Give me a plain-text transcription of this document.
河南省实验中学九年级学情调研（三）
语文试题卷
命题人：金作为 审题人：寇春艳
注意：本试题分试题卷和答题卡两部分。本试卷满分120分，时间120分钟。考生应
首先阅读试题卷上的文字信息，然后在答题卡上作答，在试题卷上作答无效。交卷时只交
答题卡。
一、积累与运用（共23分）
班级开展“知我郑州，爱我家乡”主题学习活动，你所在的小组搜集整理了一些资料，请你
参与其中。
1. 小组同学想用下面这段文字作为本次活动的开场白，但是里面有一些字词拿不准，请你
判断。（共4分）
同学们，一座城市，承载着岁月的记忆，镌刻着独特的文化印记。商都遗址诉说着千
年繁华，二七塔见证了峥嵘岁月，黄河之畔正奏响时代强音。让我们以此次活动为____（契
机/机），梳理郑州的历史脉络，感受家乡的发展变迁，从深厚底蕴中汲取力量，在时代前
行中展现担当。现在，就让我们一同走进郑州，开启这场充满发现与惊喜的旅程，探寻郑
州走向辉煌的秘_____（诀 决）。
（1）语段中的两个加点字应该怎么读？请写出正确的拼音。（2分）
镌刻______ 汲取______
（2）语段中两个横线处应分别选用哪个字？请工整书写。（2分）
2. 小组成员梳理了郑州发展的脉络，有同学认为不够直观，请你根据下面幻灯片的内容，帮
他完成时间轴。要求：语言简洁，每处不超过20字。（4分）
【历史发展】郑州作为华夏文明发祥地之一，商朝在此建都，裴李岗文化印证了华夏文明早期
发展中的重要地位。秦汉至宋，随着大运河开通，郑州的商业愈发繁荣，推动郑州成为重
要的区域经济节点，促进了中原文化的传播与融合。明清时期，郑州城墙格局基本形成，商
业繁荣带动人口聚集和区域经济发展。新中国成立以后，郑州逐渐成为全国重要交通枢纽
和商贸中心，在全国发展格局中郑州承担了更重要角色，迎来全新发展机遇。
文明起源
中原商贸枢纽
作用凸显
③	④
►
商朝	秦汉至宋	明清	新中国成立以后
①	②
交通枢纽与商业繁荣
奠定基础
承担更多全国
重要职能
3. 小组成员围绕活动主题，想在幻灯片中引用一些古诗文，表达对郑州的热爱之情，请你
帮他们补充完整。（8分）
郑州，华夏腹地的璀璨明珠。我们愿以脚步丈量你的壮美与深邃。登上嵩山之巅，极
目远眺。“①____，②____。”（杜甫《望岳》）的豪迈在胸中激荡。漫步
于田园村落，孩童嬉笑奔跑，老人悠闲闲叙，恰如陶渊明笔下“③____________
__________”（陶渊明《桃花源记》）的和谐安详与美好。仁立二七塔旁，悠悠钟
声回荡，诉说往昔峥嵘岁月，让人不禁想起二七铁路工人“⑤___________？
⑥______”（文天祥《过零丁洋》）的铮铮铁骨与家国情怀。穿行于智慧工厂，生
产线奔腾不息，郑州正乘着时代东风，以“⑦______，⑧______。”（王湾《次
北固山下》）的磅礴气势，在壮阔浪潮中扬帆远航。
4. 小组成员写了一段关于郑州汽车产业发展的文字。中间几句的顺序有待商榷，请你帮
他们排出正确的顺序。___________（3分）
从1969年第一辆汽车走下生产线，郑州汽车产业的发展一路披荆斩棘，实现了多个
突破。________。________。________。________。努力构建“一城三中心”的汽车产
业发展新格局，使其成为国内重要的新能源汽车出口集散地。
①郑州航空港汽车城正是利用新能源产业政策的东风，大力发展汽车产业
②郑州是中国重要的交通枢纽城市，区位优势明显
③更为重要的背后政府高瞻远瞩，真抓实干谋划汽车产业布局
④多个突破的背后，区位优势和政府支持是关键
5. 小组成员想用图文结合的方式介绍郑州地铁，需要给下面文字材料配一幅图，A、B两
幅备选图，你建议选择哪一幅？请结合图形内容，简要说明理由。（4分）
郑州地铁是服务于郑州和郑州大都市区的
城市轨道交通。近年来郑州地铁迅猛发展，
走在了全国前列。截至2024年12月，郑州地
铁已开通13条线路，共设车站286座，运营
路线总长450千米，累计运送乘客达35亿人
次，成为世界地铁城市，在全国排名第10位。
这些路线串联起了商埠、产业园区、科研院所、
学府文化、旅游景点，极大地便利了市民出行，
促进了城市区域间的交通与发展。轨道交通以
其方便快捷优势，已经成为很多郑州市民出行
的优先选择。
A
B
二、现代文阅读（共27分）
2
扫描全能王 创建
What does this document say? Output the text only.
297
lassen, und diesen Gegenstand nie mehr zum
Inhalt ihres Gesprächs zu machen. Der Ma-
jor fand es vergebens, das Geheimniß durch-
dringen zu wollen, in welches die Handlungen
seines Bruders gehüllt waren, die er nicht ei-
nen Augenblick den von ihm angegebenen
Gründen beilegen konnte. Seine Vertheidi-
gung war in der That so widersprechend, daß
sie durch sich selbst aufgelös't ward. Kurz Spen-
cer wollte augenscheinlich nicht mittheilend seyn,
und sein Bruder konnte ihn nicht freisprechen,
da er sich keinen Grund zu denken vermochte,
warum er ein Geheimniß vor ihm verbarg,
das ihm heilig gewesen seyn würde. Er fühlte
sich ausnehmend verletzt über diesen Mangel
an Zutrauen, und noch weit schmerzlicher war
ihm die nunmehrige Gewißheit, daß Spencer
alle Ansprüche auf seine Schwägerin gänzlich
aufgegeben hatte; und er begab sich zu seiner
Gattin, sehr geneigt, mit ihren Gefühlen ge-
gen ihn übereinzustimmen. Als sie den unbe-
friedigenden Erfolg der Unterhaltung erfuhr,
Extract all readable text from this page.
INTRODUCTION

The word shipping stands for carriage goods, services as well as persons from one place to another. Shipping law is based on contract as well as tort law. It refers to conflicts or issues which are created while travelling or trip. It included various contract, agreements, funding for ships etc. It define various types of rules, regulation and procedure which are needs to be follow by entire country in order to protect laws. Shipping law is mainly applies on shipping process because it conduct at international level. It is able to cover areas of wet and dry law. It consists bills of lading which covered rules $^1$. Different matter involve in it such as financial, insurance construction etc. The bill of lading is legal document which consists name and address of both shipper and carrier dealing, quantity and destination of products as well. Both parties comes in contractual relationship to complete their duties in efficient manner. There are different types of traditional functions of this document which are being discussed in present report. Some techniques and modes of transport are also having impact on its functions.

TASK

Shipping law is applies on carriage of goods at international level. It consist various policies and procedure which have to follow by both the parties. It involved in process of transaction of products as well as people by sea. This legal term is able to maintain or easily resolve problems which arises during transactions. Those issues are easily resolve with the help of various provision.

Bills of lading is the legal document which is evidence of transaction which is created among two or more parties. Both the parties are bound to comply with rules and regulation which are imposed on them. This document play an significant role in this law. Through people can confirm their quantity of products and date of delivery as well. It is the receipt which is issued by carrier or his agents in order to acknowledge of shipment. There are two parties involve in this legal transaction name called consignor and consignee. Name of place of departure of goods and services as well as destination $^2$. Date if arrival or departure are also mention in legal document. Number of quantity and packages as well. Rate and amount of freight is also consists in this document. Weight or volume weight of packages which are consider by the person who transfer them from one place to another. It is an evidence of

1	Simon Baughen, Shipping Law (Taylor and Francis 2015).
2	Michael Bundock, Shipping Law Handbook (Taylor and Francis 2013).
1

++++++++

DIRECTIONS FOR THIS TASK
Retype the records above exactly.

ANSWER TO THIS EXERCISE
Give me a plain-text transcription of this document.
河南省实验中学九年级学情调研（三）
语文试题卷
命题人：金作为 审题人：寇春艳
注意：本试题分试题卷和答题卡两部分。本试卷满分120分，时间120分钟。考生应
首先阅读试题卷上的文字信息，然后在答题卡上作答，在试题卷上作答无效。交卷时只交
答题卡。
一、积累与运用（共23分）
班级开展“知我郑州，爱我家乡”主题学习活动，你所在的小组搜集整理了一些资料，请你
参与其中。
1. 小组同学想用下面这段文字作为本次活动的开场白，但是里面有一些字词拿不准，请你
判断。（共4分）
同学们，一座城市，承载着岁月的记忆，镌刻着独特的文化印记。商都遗址诉说着千
年繁华，二七塔见证了峥嵘岁月，黄河之畔正奏响时代强音。让我们以此次活动为____（契
机/机），梳理郑州的历史脉络，感受家乡的发展变迁，从深厚底蕴中汲取力量，在时代前
行中展现担当。现在，就让我们一同走进郑州，开启这场充满发现与惊喜的旅程，探寻郑
州走向辉煌的秘_____（诀 决）。
（1）语段中的两个加点字应该怎么读？请写出正确的拼音。（2分）
镌刻______ 汲取______
（2）语段中两个横线处应分别选用哪个字？请工整书写。（2分）
2. 小组成员梳理了郑州发展的脉络，有同学认为不够直观，请你根据下面幻灯片的内容，帮
他完成时间轴。要求：语言简洁，每处不超过20字。（4分）
【历史发展】郑州作为华夏文明发祥地之一，商朝在此建都，裴李岗文化印证了华夏文明早期
发展中的重要地位。秦汉至宋，随着大运河开通，郑州的商业愈发繁荣，推动郑州成为重
要的区域经济节点，促进了中原文化的传播与融合。明清时期，郑州城墙格局基本形成，商
业繁荣带动人口聚集和区域经济发展。新中国成立以后，郑州逐渐成为全国重要交通枢纽
和商贸中心，在全国发展格局中郑州承担了更重要角色，迎来全新发展机遇。
文明起源
中原商贸枢纽
作用凸显
③	④
►
商朝	秦汉至宋	明清	新中国成立以后
①	②
交通枢纽与商业繁荣
奠定基础
承担更多全国
重要职能
3. 小组成员围绕活动主题，想在幻灯片中引用一些古诗文，表达对郑州的热爱之情，请你
帮他们补充完整。（8分）
郑州，华夏腹地的璀璨明珠。我们愿以脚步丈量你的壮美与深邃。登上嵩山之巅，极
目远眺。“①____，②____。”（杜甫《望岳》）的豪迈在胸中激荡。漫步
于田园村落，孩童嬉笑奔跑，老人悠闲闲叙，恰如陶渊明笔下“③____________
__________”（陶渊明《桃花源记》）的和谐安详与美好。仁立二七塔旁，悠悠钟
声回荡，诉说往昔峥嵘岁月，让人不禁想起二七铁路工人“⑤___________？
⑥______”（文天祥《过零丁洋》）的铮铮铁骨与家国情怀。穿行于智慧工厂，生
产线奔腾不息，郑州正乘着时代东风，以“⑦______，⑧______。”（王湾《次
北固山下》）的磅礴气势，在壮阔浪潮中扬帆远航。
4. 小组成员写了一段关于郑州汽车产业发展的文字。中间几句的顺序有待商榷，请你帮
他们排出正确的顺序。___________（3分）
从1969年第一辆汽车走下生产线，郑州汽车产业的发展一路披荆斩棘，实现了多个
突破。________。________。________。________。努力构建“一城三中心”的汽车产
业发展新格局，使其成为国内重要的新能源汽车出口集散地。
①郑州航空港汽车城正是利用新能源产业政策的东风，大力发展汽车产业
②郑州是中国重要的交通枢纽城市，区位优势明显
③更为重要的背后政府高瞻远瞩，真抓实干谋划汽车产业布局
④多个突破的背后，区位优势和政府支持是关键
5. 小组成员想用图文结合的方式介绍郑州地铁，需要给下面文字材料配一幅图，A、B两
幅备选图，你建议选择哪一幅？请结合图形内容，简要说明理由。（4分）
郑州地铁是服务于郑州和郑州大都市区的
城市轨道交通。近年来郑州地铁迅猛发展，
走在了全国前列。截至2024年12月，郑州地
铁已开通13条线路，共设车站286座，运营
路线总长450千米，累计运送乘客达35亿人
次，成为世界地铁城市，在全国排名第10位。
这些路线串联起了商埠、产业园区、科研院所、
学府文化、旅游景点，极大地便利了市民出行，
促进了城市区域间的交通与发展。轨道交通以
其方便快捷优势，已经成为很多郑州市民出行
的优先选择。
A
B
二、现代文阅读（共27分）
2
扫描全能王 创建
What does this document say? Output the text only.
297
lassen, und diesen Gegenstand nie mehr zum
Inhalt ihres Gesprächs zu machen. Der Ma-
jor fand es vergebens, das Geheimniß durch-
dringen zu wollen, in welches die Handlungen
seines Bruders gehüllt waren, die er nicht ei-
nen Augenblick den von ihm angegebenen
Gründen beilegen konnte. Seine Vertheidi-
gung war in der That so widersprechend, daß
sie durch sich selbst aufgelös't ward. Kurz Spen-
cer wollte augenscheinlich nicht mittheilend seyn,
und sein Bruder konnte ihn nicht freisprechen,
da er sich keinen Grund zu denken vermochte,
warum er ein Geheimniß vor ihm verbarg,
das ihm heilig gewesen seyn würde. Er fühlte
sich ausnehmend verletzt über diesen Mangel
an Zutrauen, und noch weit schmerzlicher war
ihm die nunmehrige Gewißheit, daß Spencer
alle Ansprüche auf seine Schwägerin gänzlich
aufgegeben hatte; und er begab sich zu seiner
Gattin, sehr geneigt, mit ihren Gefühlen ge-
gen ihn übereinzustimmen. Als sie den unbe-
friedigenden Erfolg der Unterhaltung erfuhr,
Extract all readable text from this page.
INTRODUCTION

The word shipping stands for carriage goods, services as well as persons from one place to another. Shipping law is based on contract as well as tort law. It refers to conflicts or issues which are created while travelling or trip. It included various contract, agreements, funding for ships etc. It define various types of rules, regulation and procedure which are needs to be follow by entire country in order to protect laws. Shipping law is mainly applies on shipping process because it conduct at international level. It is able to cover areas of wet and dry law. It consists bills of lading which covered rules $^1$. Different matter involve in it such as financial, insurance construction etc. The bill of lading is legal document which consists name and address of both shipper and carrier dealing, quantity and destination of products as well. Both parties comes in contractual relationship to complete their duties in efficient manner. There are different types of traditional functions of this document which are being discussed in present report. Some techniques and modes of transport are also having impact on its functions.

TASK

Shipping law is applies on carriage of goods at international level. It consist various policies and procedure which have to follow by both the parties. It involved in process of transaction of products as well as people by sea. This legal term is able to maintain or easily resolve problems which arises during transactions. Those issues are easily resolve with the help of various provision.

Bills of lading is the legal document which is evidence of transaction which is created among two or more parties. Both the parties are bound to comply with rules and regulation which are imposed on them. This document play an significant role in this law. Through people can confirm their quantity of products and date of delivery as well. It is the receipt which is issued by carrier or his agents in order to acknowledge of shipment. There are two parties involve in this legal transaction name called consignor and consignee. Name of place of departure of goods and services as well as destination $^2$. Date if arrival or departure are also mention in legal document. Number of quantity and packages as well. Rate and amount of freight is also consists in this document. Weight or volume weight of packages which are consider by the person who transfer them from one place to another. It is an evidence of

1	Simon Baughen, Shipping Law (Taylor and Francis 2015).
2	Michael Bundock, Shipping Law Handbook (Taylor and Francis 2013).
1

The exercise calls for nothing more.